- Pasaje:
____________
El mayor Constantino Belmonte obtiene su grado militar en la Guerra del Chaco, es parte de esa soldadesca que vuelve de la guerra desconsolada, triste, sin oficio y sin horizonte. Es uno de los “artilleros” que deambulan por los basurales —el término surge, como el propio Bascopé cuenta, a la vuelta de los soldados de artillería y que no tienen otra que dedicarse al alcohol—. Escojo un relato/imagen que configura a este personaje y contribuye a la imaginación histórico-literaria de la ciudad de La Paz:
“Precisamente por una especie de azar, o quizá designio inapelable, años después Constantino sintió que había llegado su hora de ir al Cementerio de los Elefantes, junto al enano Margarito. Éste presintió lo mismo, y así ambos decidieron, después de haber pasado una noche tristísima en el basural donde se conocieron, en medio de las despedidas de sus cofrades y el llanto de los perros flacos que los acompañaban, que era imperioso dirigirse hacia allá cuanto antes. Eligieron el viernes, porque ese día es de la pasión, conscientes de que la noche aquella de tristeza y balbuceos había sido algo como la del Huerto de los Olivos” (p. 54).
El cementerio de los elefantes es el lugar al que los indigentes y alcohólicos van a morir, el que ha decidido acabar con su vida bebiendo se encierra con un balde de alcohol en una habitación y espera la hora. Historias parecidas (matices más, matices menos) las podemos encontrar en textos de los escritores Jaime Nisttahuz y Víctor Hugo Viscarra, y también en la película El cementerio de los elefantes (2008) de Tonchy Antezana. Tampoco hay que perder de vista los textos de Jaime Saenz sobre la figura del aparapita de la ciudad de La Paz o los avatares del personaje el Loco de Arturo Borda. Estos textos convergen en zonas y gestos del aislamiento social, proponen un imaginario cuyo espacio es la marginalidad y la indigencia, una cara que se muestra y otra que se oculta al mismo tiempo.
En La tumba infecunda los detalles se convierten en signos de un próximo destino, esa es la condición y dignidad de los personajes. La vida de Constantino Belmonte fue desde el principio un conjuro a los signos de la muerte: Hace llorar a los sapos y para evitarlo tiene que aprender el arte de la brujería. Decide morir en el cementerio de los elefantes, pero es salvado por un grupo de prostitutas y se convierte en el sepulturero de sus fetos. Es un potencial suicida en la Guerra del Chaco, pero encuentra los enigmas de Santo Tomás y se salva. Finalmente, encuentra un perro muerto y escucha el gemido de las moscas anunciando su muerte, eso lo lleva a la determinación de construir una tumba fastuosa para desquitarse de la vida en la que había sido siempre un desecho.
____________
- Datos extraídos:
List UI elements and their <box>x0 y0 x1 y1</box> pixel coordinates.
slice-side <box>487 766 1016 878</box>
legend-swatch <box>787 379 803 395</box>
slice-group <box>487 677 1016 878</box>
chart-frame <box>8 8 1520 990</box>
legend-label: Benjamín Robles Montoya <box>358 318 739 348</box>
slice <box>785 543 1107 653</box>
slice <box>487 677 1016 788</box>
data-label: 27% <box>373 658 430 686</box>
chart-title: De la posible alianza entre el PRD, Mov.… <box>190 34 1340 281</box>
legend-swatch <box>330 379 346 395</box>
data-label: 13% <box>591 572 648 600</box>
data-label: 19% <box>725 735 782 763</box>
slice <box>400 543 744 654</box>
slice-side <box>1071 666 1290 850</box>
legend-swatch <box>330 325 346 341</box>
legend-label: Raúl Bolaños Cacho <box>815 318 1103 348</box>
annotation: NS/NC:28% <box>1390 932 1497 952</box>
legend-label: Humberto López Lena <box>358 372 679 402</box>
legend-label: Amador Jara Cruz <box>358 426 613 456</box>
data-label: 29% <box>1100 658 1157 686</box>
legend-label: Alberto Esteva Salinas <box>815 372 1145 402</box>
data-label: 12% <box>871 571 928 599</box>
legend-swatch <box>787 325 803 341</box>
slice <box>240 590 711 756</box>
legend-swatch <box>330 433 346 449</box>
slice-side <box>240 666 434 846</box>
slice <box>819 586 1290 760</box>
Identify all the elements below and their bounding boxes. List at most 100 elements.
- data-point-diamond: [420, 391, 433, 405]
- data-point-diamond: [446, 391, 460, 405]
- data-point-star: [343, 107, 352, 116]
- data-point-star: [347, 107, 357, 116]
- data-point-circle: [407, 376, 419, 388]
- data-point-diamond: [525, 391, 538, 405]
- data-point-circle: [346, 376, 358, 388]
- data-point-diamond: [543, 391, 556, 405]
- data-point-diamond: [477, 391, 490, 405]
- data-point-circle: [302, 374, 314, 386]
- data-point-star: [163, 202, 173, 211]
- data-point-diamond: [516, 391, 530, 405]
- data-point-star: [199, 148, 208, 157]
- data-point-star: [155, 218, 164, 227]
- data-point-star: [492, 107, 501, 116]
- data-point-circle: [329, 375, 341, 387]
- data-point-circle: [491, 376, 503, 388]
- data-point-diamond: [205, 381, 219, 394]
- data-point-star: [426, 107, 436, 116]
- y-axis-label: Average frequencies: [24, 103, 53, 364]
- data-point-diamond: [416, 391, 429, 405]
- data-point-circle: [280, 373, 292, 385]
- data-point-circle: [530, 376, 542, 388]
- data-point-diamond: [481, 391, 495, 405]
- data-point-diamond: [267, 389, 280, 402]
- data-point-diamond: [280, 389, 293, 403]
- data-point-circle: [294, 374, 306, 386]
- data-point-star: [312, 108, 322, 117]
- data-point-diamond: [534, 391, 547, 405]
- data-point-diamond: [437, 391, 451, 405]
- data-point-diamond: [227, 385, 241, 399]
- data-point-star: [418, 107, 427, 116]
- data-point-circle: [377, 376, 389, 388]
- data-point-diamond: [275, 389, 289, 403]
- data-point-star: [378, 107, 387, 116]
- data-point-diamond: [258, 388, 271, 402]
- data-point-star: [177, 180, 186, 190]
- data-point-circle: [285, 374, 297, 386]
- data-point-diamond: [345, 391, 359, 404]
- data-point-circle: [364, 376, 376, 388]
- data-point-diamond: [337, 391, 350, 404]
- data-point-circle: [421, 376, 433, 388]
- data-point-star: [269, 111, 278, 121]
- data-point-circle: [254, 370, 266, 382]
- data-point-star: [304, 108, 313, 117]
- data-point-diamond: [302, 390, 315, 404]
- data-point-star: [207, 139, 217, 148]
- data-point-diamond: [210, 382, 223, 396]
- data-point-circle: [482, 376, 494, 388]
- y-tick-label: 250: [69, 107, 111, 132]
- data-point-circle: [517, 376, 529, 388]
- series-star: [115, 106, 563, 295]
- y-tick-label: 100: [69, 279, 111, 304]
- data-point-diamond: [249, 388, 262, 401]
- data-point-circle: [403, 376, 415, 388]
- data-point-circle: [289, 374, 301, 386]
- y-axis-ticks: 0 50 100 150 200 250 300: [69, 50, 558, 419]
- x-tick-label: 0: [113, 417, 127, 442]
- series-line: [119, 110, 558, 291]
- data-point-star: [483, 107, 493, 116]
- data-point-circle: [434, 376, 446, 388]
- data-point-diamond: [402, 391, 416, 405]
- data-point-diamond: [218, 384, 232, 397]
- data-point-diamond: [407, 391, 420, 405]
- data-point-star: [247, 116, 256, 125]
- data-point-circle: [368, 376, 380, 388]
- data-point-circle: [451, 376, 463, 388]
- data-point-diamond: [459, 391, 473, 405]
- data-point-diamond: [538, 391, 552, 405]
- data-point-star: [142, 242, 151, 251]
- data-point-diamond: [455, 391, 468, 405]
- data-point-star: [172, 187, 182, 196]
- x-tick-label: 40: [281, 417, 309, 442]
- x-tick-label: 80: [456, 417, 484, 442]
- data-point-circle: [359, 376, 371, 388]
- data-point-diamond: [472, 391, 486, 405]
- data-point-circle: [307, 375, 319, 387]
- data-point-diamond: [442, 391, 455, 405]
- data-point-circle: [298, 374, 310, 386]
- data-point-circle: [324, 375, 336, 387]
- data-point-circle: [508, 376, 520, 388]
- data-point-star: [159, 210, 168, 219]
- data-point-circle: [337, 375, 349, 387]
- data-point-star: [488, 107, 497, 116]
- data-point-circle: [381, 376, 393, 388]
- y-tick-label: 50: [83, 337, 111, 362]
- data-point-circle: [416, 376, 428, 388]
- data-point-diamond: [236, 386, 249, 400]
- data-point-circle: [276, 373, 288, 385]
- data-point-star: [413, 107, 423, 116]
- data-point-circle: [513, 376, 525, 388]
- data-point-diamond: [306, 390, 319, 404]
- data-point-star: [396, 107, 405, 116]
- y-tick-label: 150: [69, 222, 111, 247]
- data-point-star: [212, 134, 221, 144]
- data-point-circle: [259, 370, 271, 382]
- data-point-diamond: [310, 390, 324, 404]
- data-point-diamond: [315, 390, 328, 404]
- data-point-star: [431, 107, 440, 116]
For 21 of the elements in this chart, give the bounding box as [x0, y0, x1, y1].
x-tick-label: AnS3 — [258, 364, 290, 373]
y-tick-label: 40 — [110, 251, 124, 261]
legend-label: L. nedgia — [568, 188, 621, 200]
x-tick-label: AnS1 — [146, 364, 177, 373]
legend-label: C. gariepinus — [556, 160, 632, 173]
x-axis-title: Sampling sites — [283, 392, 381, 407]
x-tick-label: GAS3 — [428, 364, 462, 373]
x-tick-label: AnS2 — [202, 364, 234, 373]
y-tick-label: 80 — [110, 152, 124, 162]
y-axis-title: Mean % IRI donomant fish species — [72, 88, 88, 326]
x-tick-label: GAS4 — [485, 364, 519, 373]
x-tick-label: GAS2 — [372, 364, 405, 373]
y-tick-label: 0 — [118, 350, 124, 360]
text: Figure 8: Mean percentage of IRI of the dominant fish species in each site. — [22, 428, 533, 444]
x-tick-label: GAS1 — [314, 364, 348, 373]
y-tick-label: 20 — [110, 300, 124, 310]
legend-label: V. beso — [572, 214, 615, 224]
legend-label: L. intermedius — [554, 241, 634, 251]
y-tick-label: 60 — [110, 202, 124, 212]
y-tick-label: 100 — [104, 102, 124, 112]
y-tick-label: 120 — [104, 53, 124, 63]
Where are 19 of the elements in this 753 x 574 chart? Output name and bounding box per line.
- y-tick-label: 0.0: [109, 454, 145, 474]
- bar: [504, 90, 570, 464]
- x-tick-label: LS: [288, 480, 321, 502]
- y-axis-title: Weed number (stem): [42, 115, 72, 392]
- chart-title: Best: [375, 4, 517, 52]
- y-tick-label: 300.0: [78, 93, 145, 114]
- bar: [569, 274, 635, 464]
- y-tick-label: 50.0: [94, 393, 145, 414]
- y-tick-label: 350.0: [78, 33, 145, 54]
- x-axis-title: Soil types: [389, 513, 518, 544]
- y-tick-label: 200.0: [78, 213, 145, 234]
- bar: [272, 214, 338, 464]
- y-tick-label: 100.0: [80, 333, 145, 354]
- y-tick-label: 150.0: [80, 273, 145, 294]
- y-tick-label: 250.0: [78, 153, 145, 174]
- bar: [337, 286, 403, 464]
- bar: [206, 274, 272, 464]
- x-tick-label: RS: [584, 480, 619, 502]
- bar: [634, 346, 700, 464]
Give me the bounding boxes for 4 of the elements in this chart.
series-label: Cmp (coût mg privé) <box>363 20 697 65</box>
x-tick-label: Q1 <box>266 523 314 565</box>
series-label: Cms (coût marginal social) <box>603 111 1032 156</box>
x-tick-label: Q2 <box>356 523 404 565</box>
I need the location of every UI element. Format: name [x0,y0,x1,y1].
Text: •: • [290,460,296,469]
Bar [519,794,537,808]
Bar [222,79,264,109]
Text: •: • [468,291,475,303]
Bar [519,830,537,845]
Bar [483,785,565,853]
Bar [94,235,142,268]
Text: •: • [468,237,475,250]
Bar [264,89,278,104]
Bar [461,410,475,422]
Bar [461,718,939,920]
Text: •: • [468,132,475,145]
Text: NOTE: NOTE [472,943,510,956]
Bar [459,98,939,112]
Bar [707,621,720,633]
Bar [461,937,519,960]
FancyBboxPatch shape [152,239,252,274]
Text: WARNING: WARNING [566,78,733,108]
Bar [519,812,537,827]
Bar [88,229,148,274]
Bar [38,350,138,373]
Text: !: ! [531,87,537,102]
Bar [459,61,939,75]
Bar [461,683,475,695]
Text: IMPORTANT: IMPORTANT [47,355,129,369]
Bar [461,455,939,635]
____________
- Problemas por resolver:
1. Según el pasaje sobre La tumba infecunda, ¿qué día eligieron Constantino y el enano Margarito para ir al Cementerio de los Elefantes?
2. Continúa, por favor, el pasaje sobre La tumba infecunda a partir de su última oración.

- Problemas resueltos:
1. El viernes, porque ese día es de la pasión.

2.
El modo subjuntivo predomina en esta novela y configura esos encuentros azarosos que decretan los acontecimientos o se abren a infinitas posibilidades:“Si al doblar el último recodo del callejón que lo conducía a su cuarto no hubiera tropezado con un perro muerto, negro, pequeño, cubierto con un nailon sucio del que sobresalían las patas traseras y el hocico, y si las moscas, al espantarse del cuerpo yacente, no hubieran producido un gemido nítido, parecido a un suspiro, ese jueves habría sido uno de los días más gloriosos y rotundos en la vida del mayor Constantino Belmonte” (p. 23).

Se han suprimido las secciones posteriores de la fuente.